▽
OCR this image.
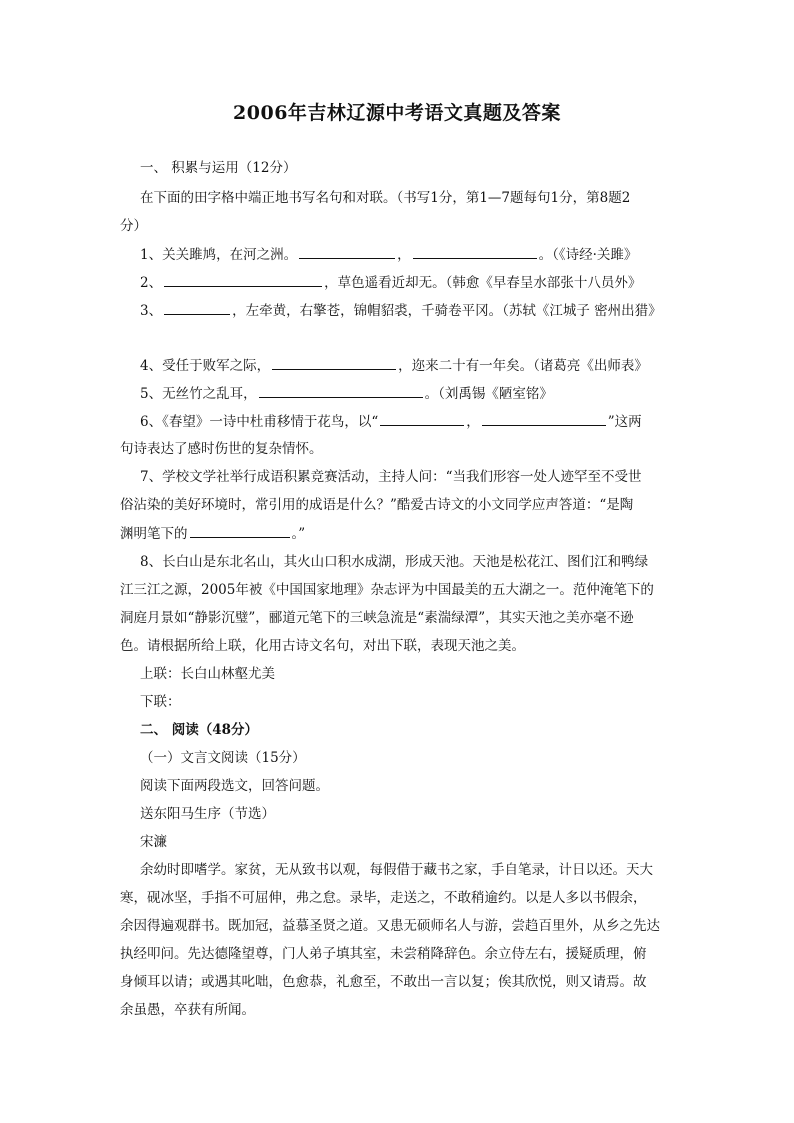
2006年吉林辽源中考语文真题及答案
一、 积累与运用（12分）
在下面的田字格中端正地书写名句和对联。（书写1分，第1—7题每句1分，第8题2
分）
1、关关雎鸠，在河之洲。	，	。（《诗经·关雎》
2、	，草色遥看近却无。（韩愈《早春呈水部张十八员外》
3、	，左牵黄，右擎苍，锦帽貂裘，千骑卷平冈。（苏轼《江城子 密州出猎》
4、受任于败军之际，	，迩来二十有一年矣。（诸葛亮《出师表》
5、无丝竹之乱耳，	。（刘禹锡《陋室铭》
6、《春望》一诗中杜甫移情于花鸟，以“	，	”这两
句诗表达了感时伤世的复杂情怀。
7、学校文学社举行成语积累竞赛活动，主持人问：“当我们形容一处人迹罕至不受世
俗沾染的美好环境时，常引用的成语是什么？”酷爱古诗文的小文同学应声答道：“是陶
渊明笔下的	。”
8、长白山是东北名山，其火山口积水成湖，形成天池。天池是松花江、图们江和鸭绿
江三江之源，2005年被《中国国家地理》杂志评为中国最美的五大湖之一。范仲淹笔下的
洞庭月景如“静影沉璧”，郦道元笔下的三峡急流是“素湍绿潭”，其实天池之美亦毫不逊
色。请根据所给上联，化用古诗文名句，对出下联，表现天池之美。
上联：长白山林壑尤美
下联：
二、 阅读（48分）
（一）文言文阅读（15分）
阅读下面两段选文，回答问题。
送东阳马生序（节选）
宋濂
余幼时即嗜学。家贫，无从致书以观，每假借于藏书之家，手自笔录，计日以还。天大
寒，砚冰坚，手指不可屈伸，弗之怠。录毕，走送之，不敢稍逾约。以是人多以书假余，
余因得遍观群书。既加冠，益慕圣贤之道。又患无硕师名人与游，尝趋百里外，从乡之先达
执经叩问。先达德隆望尊，门人弟子填其室，未尝稍降辞色。余立侍左右，援疑质理，俯
身倾耳以请；或遇其叱咄，色愈恭，礼愈至，不敢出一言以复；俟其欣悦，则又请焉。故
余虽愚，卒获有所闻。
△
§ Goal of the exercise: Give an exact copy of the material, leaving out every picture.

§ Exercise answer:
OCR this image.
2006年吉林辽源中考语文真题及答案
一、 积累与运用（12分）
在下面的田字格中端正地书写名句和对联。（书写1分，第1—7题每句1分，第8题2
分）
1、关关雎鸠，在河之洲。	，	。（《诗经·关雎》
2、	，草色遥看近却无。（韩愈《早春呈水部张十八员外》
3、	，左牵黄，右擎苍，锦帽貂裘，千骑卷平冈。（苏轼《江城子 密州出猎》
4、受任于败军之际，	，迩来二十有一年矣。（诸葛亮《出师表》
5、无丝竹之乱耳，	。（刘禹锡《陋室铭》
6、《春望》一诗中杜甫移情于花鸟，以“	，	”这两
句诗表达了感时伤世的复杂情怀。
7、学校文学社举行成语积累竞赛活动，主持人问：“当我们形容一处人迹罕至不受世
俗沾染的美好环境时，常引用的成语是什么？”酷爱古诗文的小文同学应声答道：“是陶
渊明笔下的	。”
8、长白山是东北名山，其火山口积水成湖，形成天池。天池是松花江、图们江和鸭绿
江三江之源，2005年被《中国国家地理》杂志评为中国最美的五大湖之一。范仲淹笔下的
洞庭月景如“静影沉璧”，郦道元笔下的三峡急流是“素湍绿潭”，其实天池之美亦毫不逊
色。请根据所给上联，化用古诗文名句，对出下联，表现天池之美。
上联：长白山林壑尤美
下联：
二、 阅读（48分）
（一）文言文阅读（15分）
阅读下面两段选文，回答问题。
送东阳马生序（节选）
宋濂
余幼时即嗜学。家贫，无从致书以观，每假借于藏书之家，手自笔录，计日以还。天大
寒，砚冰坚，手指不可屈伸，弗之怠。录毕，走送之，不敢稍逾约。以是人多以书假余，
余因得遍观群书。既加冠，益慕圣贤之道。又患无硕师名人与游，尝趋百里外，从乡之先达
执经叩问。先达德隆望尊，门人弟子填其室，未尝稍降辞色。余立侍左右，援疑质理，俯
身倾耳以请；或遇其叱咄，色愈恭，礼愈至，不敢出一言以复；俟其欣悦，则又请焉。故
余虽愚，卒获有所闻。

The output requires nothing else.